-- begin DATASET EXTRACT --
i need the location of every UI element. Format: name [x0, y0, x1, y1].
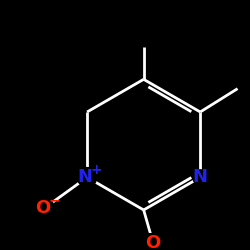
Text: O: O: [145, 234, 160, 250]
Circle shape: [78, 168, 97, 187]
Text: O: O: [35, 199, 51, 217]
Circle shape: [36, 199, 54, 216]
Text: N: N: [193, 168, 208, 186]
Circle shape: [146, 235, 160, 250]
Text: +: +: [90, 163, 102, 177]
Text: N: N: [77, 168, 92, 186]
Text: −: −: [48, 194, 60, 208]
Circle shape: [193, 170, 208, 185]
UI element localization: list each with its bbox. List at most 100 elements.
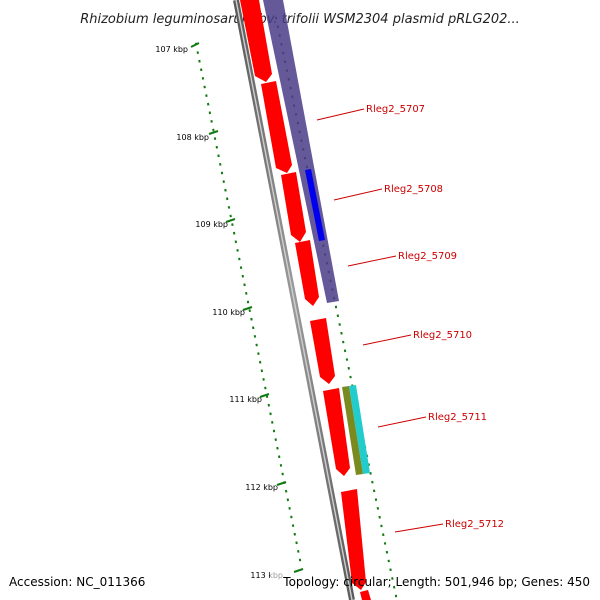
tick-label-108: 108 kbp xyxy=(176,133,209,142)
scale-major-tick xyxy=(225,218,236,223)
outer-ring-dot xyxy=(343,349,347,353)
cds-arrow-gene-5712 xyxy=(341,489,366,590)
scale-ring-dot xyxy=(203,85,206,89)
scale-ring-dot xyxy=(208,111,212,115)
scale-ring-dot xyxy=(297,549,300,553)
outer-ring-dot xyxy=(349,375,352,379)
scale-ring-dot xyxy=(245,291,248,295)
backbone-highlight xyxy=(235,0,353,600)
cog-features xyxy=(263,0,370,475)
gene-callout-5707 xyxy=(316,108,365,121)
scale-ring-dot xyxy=(269,412,272,416)
outer-ring-dot xyxy=(367,463,370,467)
scale-major-tick xyxy=(242,306,253,311)
scale-ring-dot xyxy=(196,51,199,55)
outer-ring-dot xyxy=(371,480,374,484)
scale-ring-dot xyxy=(281,472,284,476)
scale-ring-dot xyxy=(279,463,283,467)
summary-text: Topology: circular; Length: 501,946 bp; … xyxy=(282,575,590,589)
tick-label-112: 112 kbp xyxy=(245,483,278,492)
scale-ring-dot xyxy=(232,231,236,235)
cds-arrow-gene-5710 xyxy=(310,318,335,384)
scale-major-tick xyxy=(259,393,270,398)
scale-major-tick xyxy=(190,42,200,48)
scale-ring-dot xyxy=(286,498,290,502)
tick-label-109: 109 kbp xyxy=(195,220,228,229)
gene-callout-5708 xyxy=(333,188,383,201)
cog-band-cyan xyxy=(349,385,370,474)
gene-labels: Rleg2_5707 Rleg2_5708 Rleg2_5709 Rleg2_5… xyxy=(316,104,504,533)
outer-ring-dot xyxy=(392,585,396,589)
outer-ring-dot xyxy=(378,515,381,519)
outer-ring-dot xyxy=(372,489,376,493)
scale-major-tick xyxy=(293,568,304,573)
scale-ring-dot xyxy=(219,162,222,166)
scale-ring-dot xyxy=(255,343,258,347)
outer-ring-dot xyxy=(376,506,380,510)
scale-ring-dot xyxy=(213,137,217,141)
cds-arrow-gene-5708 xyxy=(281,172,306,242)
scale-ring-dot xyxy=(229,214,232,218)
outer-ring-dot xyxy=(345,358,349,361)
scale-ring-dot xyxy=(234,240,238,244)
outer-ring-dot xyxy=(382,533,385,537)
outer-ring-dot xyxy=(336,314,340,318)
gene-label-5709: Rleg2_5709 xyxy=(398,251,457,262)
scale-ring-dot xyxy=(238,257,241,261)
tick-label-113: 113 kbp xyxy=(250,571,283,580)
outer-ring-dot xyxy=(342,340,345,344)
gene-callout-5711 xyxy=(377,416,427,428)
cds-arrow-gene-5707 xyxy=(261,81,292,173)
scale-ring-dot xyxy=(264,386,267,390)
outer-ring-dot xyxy=(391,577,394,580)
gene-callout-5712 xyxy=(394,523,444,533)
outer-ring-dot xyxy=(340,331,343,335)
gene-label-5707: Rleg2_5707 xyxy=(366,104,425,115)
scale-major-tick xyxy=(276,481,287,486)
scale-ring-dot xyxy=(276,446,279,450)
scale-ring-dot xyxy=(290,515,293,519)
gene-label-5712: Rleg2_5712 xyxy=(445,519,504,530)
cog-band-blue xyxy=(305,169,325,241)
scale-ring-dot xyxy=(260,369,264,373)
outer-ring-dot xyxy=(369,471,372,475)
outer-ring-dot xyxy=(383,542,387,545)
scale-ring-dot xyxy=(284,489,288,493)
cds-arrow-partial xyxy=(360,590,371,600)
scale-ring-dot xyxy=(227,205,231,209)
cog-band-olive xyxy=(342,386,363,475)
scale-ring-dot xyxy=(198,59,201,63)
scale-ring-dot xyxy=(243,283,246,287)
scale-ring-dot xyxy=(265,395,269,399)
gene-label-5711: Rleg2_5711 xyxy=(428,412,487,423)
tick-label-mask xyxy=(270,568,292,582)
cds-features xyxy=(240,0,371,600)
gene-callout-5710 xyxy=(362,334,412,346)
gene-callout-5709 xyxy=(347,255,397,267)
scale-major-tick xyxy=(208,130,219,135)
scale-ring-dot xyxy=(291,524,295,528)
outer-ring-dot xyxy=(380,524,383,528)
outer-ring-dot xyxy=(385,550,389,554)
accession-text: Accession: NC_011366 xyxy=(9,575,145,589)
tick-label-107: 107 kbp xyxy=(155,45,188,54)
gene-label-5710: Rleg2_5710 xyxy=(413,330,472,341)
outer-ring-dot xyxy=(389,568,392,572)
tick-label-111: 111 kbp xyxy=(229,395,262,404)
outer-ring-dot xyxy=(347,366,350,370)
scale-ring-dot xyxy=(253,334,257,338)
scale-ring-dot xyxy=(248,309,251,313)
scale-ring-dot xyxy=(258,360,262,364)
scale-ring-dot xyxy=(224,188,227,192)
tick-labels: 107 kbp 108 kbp 109 kbp 110 kbp 111 kbp … xyxy=(155,45,283,580)
scale-ring-dot xyxy=(295,541,298,545)
outer-ring-dot xyxy=(338,323,341,326)
scale-ring xyxy=(190,42,304,573)
map-title: Rhizobium leguminosarum bv. trifolii WSM… xyxy=(80,12,520,27)
scale-ring-dot xyxy=(222,180,225,184)
scale-ring-dot xyxy=(217,154,220,158)
scale-ring-dot xyxy=(271,420,274,424)
cds-arrow xyxy=(240,0,272,82)
scale-ring-dot xyxy=(250,317,253,321)
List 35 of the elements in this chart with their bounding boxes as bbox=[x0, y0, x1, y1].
-- end DATASET EXTRACT --
### [SET EXERCISE]
Update all of the data above by replacing every occurrence of "scale-ring-dot" with "scale-ring-marker" and keeping everything else unchanged. Leave out the pictures.

### [RESPONSE TO THE TASK]
i need the location of every UI element. Format: name [x0, y0, x1, y1].
Text: O: O: [145, 234, 160, 250]
Circle shape: [78, 168, 97, 187]
Text: O: O: [35, 199, 51, 217]
Circle shape: [36, 199, 54, 216]
Text: N: N: [193, 168, 208, 186]
Circle shape: [146, 235, 160, 250]
Text: +: +: [90, 163, 102, 177]
Text: N: N: [77, 168, 92, 186]
Text: −: −: [48, 194, 60, 208]
Circle shape: [193, 170, 208, 185]
UI element localization: list each with its bbox. List at most 100 elements.
tick-label-108: 108 kbp xyxy=(176,133,209,142)
scale-major-tick xyxy=(225,218,236,223)
outer-ring-dot xyxy=(343,349,347,353)
cds-arrow-gene-5712 xyxy=(341,489,366,590)
scale-ring-marker xyxy=(203,85,206,89)
scale-ring-marker xyxy=(208,111,212,115)
scale-ring-marker xyxy=(297,549,300,553)
outer-ring-dot xyxy=(349,375,352,379)
scale-ring-marker xyxy=(245,291,248,295)
backbone-highlight xyxy=(235,0,353,600)
cog-features xyxy=(263,0,370,475)
gene-callout-5707 xyxy=(316,108,365,121)
scale-ring-marker xyxy=(269,412,272,416)
outer-ring-dot xyxy=(367,463,370,467)
scale-major-tick xyxy=(242,306,253,311)
scale-ring-marker xyxy=(196,51,199,55)
outer-ring-dot xyxy=(371,480,374,484)
scale-ring-marker xyxy=(281,472,284,476)
scale-ring-marker xyxy=(279,463,283,467)
summary-text: Topology: circular; Length: 501,946 bp; … xyxy=(282,575,590,589)
tick-label-112: 112 kbp xyxy=(245,483,278,492)
scale-ring-marker xyxy=(232,231,236,235)
cds-arrow-gene-5710 xyxy=(310,318,335,384)
scale-major-tick xyxy=(259,393,270,398)
scale-major-tick xyxy=(190,42,200,48)
scale-ring-marker xyxy=(286,498,290,502)
tick-label-109: 109 kbp xyxy=(195,220,228,229)
gene-callout-5708 xyxy=(333,188,383,201)
cog-band-cyan xyxy=(349,385,370,474)
gene-labels: Rleg2_5707 Rleg2_5708 Rleg2_5709 Rleg2_5… xyxy=(316,104,504,533)
outer-ring-dot xyxy=(392,585,396,589)
outer-ring-dot xyxy=(378,515,381,519)
outer-ring-dot xyxy=(372,489,376,493)
scale-major-tick xyxy=(293,568,304,573)
scale-ring-marker xyxy=(219,162,222,166)
scale-ring-marker xyxy=(255,343,258,347)
outer-ring-dot xyxy=(376,506,380,510)
scale-ring-marker xyxy=(213,137,217,141)
cds-arrow-gene-5708 xyxy=(281,172,306,242)
scale-ring-marker xyxy=(229,214,232,218)
outer-ring-dot xyxy=(345,358,349,361)
scale-ring-marker xyxy=(234,240,238,244)
outer-ring-dot xyxy=(382,533,385,537)
outer-ring-dot xyxy=(336,314,340,318)
gene-label-5709: Rleg2_5709 xyxy=(398,251,457,262)
scale-ring-marker xyxy=(238,257,241,261)
tick-label-113: 113 kbp xyxy=(250,571,283,580)
outer-ring-dot xyxy=(342,340,345,344)
gene-callout-5711 xyxy=(377,416,427,428)
cds-arrow-gene-5707 xyxy=(261,81,292,173)
scale-ring-marker xyxy=(264,386,267,390)
outer-ring-dot xyxy=(391,577,394,580)
gene-callout-5712 xyxy=(394,523,444,533)
outer-ring-dot xyxy=(340,331,343,335)
gene-label-5707: Rleg2_5707 xyxy=(366,104,425,115)
scale-major-tick xyxy=(276,481,287,486)
scale-ring-marker xyxy=(276,446,279,450)
scale-ring-marker xyxy=(290,515,293,519)
gene-label-5712: Rleg2_5712 xyxy=(445,519,504,530)
cog-band-blue xyxy=(305,169,325,241)
scale-ring-marker xyxy=(260,369,264,373)
outer-ring-dot xyxy=(369,471,372,475)
outer-ring-dot xyxy=(383,542,387,545)
scale-ring-marker xyxy=(284,489,288,493)
cds-arrow-partial xyxy=(360,590,371,600)
scale-ring-marker xyxy=(227,205,231,209)
cog-band-olive xyxy=(342,386,363,475)
scale-ring-marker xyxy=(198,59,201,63)
scale-ring-marker xyxy=(243,283,246,287)
scale-ring-marker xyxy=(265,395,269,399)
gene-label-5711: Rleg2_5711 xyxy=(428,412,487,423)
tick-label-mask xyxy=(270,568,292,582)
cds-features xyxy=(240,0,371,600)
gene-callout-5710 xyxy=(362,334,412,346)
gene-callout-5709 xyxy=(347,255,397,267)
scale-major-tick xyxy=(208,130,219,135)
scale-ring-marker xyxy=(291,524,295,528)
outer-ring-dot xyxy=(380,524,383,528)
outer-ring-dot xyxy=(385,550,389,554)
accession-text: Accession: NC_011366 xyxy=(9,575,145,589)
tick-label-107: 107 kbp xyxy=(155,45,188,54)
gene-label-5710: Rleg2_5710 xyxy=(413,330,472,341)
outer-ring-dot xyxy=(389,568,392,572)
tick-label-111: 111 kbp xyxy=(229,395,262,404)
outer-ring-dot xyxy=(347,366,350,370)
scale-ring-marker xyxy=(253,334,257,338)
scale-ring-marker xyxy=(248,309,251,313)
scale-ring-marker xyxy=(258,360,262,364)
scale-ring-marker xyxy=(224,188,227,192)
tick-labels: 107 kbp 108 kbp 109 kbp 110 kbp 111 kbp … xyxy=(155,45,283,580)
scale-ring-marker xyxy=(295,541,298,545)
outer-ring-dot xyxy=(338,323,341,326)
scale-ring xyxy=(190,42,304,573)
map-title: Rhizobium leguminosarum bv. trifolii WSM… xyxy=(80,12,520,27)
scale-ring-marker xyxy=(222,180,225,184)
scale-ring-marker xyxy=(217,154,220,158)
scale-ring-marker xyxy=(271,420,274,424)
cds-arrow xyxy=(240,0,272,82)
scale-ring-marker xyxy=(250,317,253,321)
List 35 of the elements in this chart with their bounding boxes as bbox=[x0, y0, x1, y1].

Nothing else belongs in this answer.